## EXERCISE OBJECTIVE
Take every line from the material that has the word "despliegue" in it.

Saved entries:
========================

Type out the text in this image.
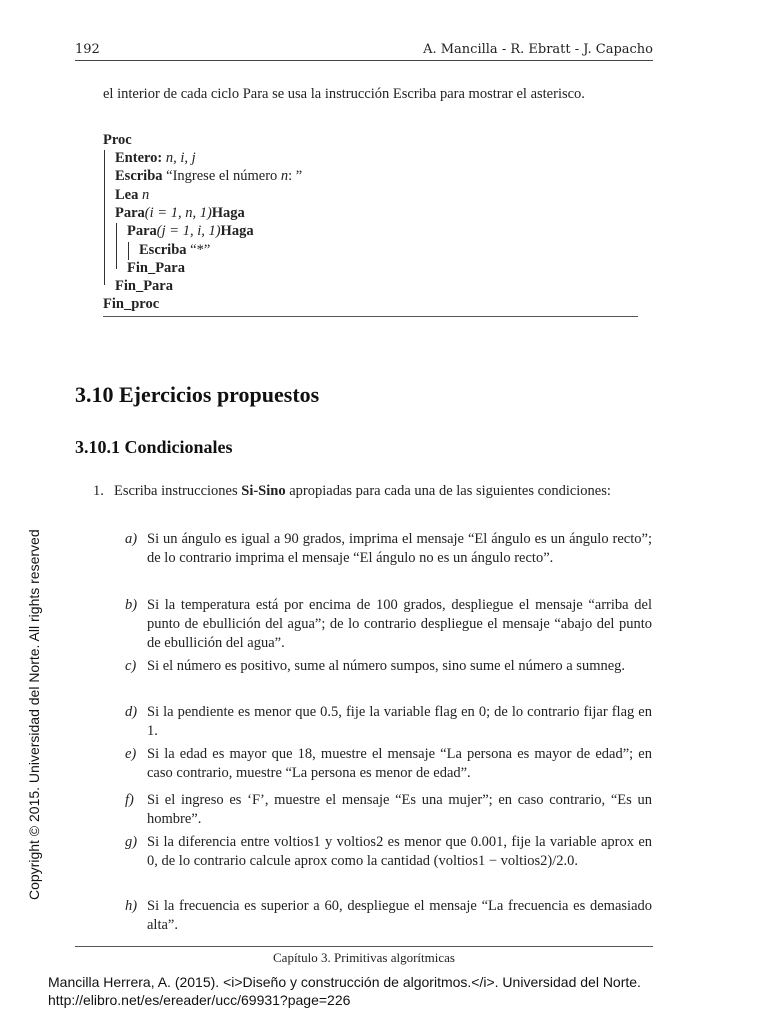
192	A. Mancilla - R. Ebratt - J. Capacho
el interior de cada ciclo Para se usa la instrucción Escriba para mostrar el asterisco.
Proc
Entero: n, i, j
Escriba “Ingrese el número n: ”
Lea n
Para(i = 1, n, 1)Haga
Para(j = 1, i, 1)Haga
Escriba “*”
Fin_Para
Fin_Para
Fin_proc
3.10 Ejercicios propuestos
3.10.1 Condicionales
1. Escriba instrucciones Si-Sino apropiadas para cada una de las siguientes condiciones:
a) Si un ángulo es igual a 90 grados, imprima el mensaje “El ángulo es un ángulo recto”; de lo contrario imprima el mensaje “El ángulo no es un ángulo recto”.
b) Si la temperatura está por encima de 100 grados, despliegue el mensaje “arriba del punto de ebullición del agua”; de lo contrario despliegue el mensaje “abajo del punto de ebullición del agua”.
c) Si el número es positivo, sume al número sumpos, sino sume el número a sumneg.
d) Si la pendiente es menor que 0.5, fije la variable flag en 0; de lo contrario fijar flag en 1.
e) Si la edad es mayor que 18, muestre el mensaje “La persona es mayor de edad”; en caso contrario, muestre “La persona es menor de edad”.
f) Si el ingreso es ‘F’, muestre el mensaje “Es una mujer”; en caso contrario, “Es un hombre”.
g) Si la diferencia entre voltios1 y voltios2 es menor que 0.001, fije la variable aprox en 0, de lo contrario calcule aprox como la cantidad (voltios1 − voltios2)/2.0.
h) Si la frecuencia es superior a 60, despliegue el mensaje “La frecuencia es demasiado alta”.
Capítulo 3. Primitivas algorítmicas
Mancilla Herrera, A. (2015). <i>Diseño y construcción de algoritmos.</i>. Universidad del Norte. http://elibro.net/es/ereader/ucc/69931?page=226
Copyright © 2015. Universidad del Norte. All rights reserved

========================

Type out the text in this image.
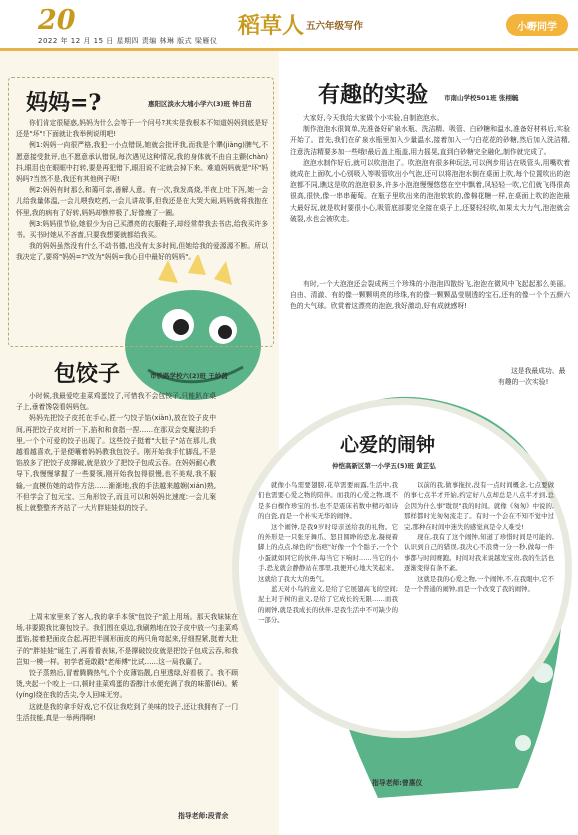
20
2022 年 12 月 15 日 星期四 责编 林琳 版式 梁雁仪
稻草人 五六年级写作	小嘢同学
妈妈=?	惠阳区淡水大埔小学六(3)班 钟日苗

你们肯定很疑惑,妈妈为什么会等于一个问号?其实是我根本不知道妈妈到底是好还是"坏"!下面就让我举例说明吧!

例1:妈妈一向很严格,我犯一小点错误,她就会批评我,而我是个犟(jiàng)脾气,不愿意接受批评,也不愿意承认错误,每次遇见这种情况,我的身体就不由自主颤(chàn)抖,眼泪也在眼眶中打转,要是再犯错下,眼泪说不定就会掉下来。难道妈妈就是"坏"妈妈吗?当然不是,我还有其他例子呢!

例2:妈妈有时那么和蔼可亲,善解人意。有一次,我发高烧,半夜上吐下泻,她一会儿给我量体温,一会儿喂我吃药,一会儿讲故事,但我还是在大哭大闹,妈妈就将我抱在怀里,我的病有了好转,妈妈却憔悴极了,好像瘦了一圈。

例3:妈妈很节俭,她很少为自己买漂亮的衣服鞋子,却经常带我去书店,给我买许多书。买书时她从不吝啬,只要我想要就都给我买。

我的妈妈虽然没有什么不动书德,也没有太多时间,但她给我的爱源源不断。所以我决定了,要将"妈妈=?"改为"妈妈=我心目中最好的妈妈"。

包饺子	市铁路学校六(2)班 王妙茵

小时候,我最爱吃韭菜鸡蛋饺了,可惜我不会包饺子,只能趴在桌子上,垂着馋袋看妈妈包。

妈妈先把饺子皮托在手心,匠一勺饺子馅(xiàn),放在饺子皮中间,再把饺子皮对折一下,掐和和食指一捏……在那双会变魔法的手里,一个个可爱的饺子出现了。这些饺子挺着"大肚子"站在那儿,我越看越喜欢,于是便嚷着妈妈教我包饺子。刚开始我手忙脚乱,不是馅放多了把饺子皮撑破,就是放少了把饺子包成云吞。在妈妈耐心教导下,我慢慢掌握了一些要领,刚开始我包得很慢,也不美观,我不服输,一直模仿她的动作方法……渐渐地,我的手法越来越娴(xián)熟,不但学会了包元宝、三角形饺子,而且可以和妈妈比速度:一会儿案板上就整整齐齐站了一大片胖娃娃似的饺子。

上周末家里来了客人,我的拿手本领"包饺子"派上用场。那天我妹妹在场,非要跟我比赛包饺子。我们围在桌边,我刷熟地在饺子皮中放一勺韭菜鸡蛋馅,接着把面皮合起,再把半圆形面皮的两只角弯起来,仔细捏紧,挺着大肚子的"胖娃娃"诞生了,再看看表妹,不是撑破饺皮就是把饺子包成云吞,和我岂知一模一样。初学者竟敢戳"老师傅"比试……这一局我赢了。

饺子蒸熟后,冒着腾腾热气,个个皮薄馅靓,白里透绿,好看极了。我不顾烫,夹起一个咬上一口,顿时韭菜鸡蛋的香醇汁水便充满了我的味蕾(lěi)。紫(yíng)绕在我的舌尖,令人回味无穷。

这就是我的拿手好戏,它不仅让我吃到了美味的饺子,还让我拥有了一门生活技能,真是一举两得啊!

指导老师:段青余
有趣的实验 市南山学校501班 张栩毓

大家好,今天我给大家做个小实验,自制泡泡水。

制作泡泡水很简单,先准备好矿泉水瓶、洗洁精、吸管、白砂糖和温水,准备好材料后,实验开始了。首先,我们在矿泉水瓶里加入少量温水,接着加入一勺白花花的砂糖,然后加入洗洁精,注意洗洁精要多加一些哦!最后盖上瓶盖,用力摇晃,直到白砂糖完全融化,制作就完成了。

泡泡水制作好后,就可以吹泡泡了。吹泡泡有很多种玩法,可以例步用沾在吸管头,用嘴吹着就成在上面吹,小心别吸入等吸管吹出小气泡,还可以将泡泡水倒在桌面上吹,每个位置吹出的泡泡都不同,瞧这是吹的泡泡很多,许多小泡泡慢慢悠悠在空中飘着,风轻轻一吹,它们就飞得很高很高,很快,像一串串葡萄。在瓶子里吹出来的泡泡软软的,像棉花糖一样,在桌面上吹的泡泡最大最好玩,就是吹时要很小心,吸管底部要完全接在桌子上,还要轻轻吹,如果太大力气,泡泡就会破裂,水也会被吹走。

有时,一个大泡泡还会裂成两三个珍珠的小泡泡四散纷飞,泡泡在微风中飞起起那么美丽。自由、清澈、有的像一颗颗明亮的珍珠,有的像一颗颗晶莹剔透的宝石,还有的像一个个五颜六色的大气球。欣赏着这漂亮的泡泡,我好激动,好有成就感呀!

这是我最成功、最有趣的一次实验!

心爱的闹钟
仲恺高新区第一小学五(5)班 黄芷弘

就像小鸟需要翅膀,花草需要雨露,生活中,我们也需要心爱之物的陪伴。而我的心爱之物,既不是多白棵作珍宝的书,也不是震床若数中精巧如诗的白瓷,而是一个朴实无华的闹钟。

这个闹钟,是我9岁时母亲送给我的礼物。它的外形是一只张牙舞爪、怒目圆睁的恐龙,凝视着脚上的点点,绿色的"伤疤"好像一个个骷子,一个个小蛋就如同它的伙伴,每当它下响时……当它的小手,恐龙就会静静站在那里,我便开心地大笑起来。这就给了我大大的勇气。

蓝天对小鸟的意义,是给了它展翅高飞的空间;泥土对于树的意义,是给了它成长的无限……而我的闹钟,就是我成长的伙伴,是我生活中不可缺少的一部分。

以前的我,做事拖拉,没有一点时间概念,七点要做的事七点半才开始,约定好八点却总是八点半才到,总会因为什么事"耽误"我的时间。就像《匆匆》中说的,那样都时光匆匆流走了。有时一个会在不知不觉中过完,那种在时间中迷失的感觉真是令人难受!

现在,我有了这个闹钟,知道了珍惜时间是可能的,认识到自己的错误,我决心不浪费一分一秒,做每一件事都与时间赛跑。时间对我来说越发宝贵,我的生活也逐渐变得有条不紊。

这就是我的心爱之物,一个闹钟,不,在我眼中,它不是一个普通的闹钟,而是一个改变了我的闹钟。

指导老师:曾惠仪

========================

## FINISHED ANSWER
b) Si la temperatura está por encima de 100 grados, despliegue el mensaje “arriba del punto de ebullición del agua”; de lo contrario despliegue el mensaje “abajo del punto de ebullición del agua”.
h) Si la frecuencia es superior a 60, despliegue el mensaje “La frecuencia es demasiado alta”.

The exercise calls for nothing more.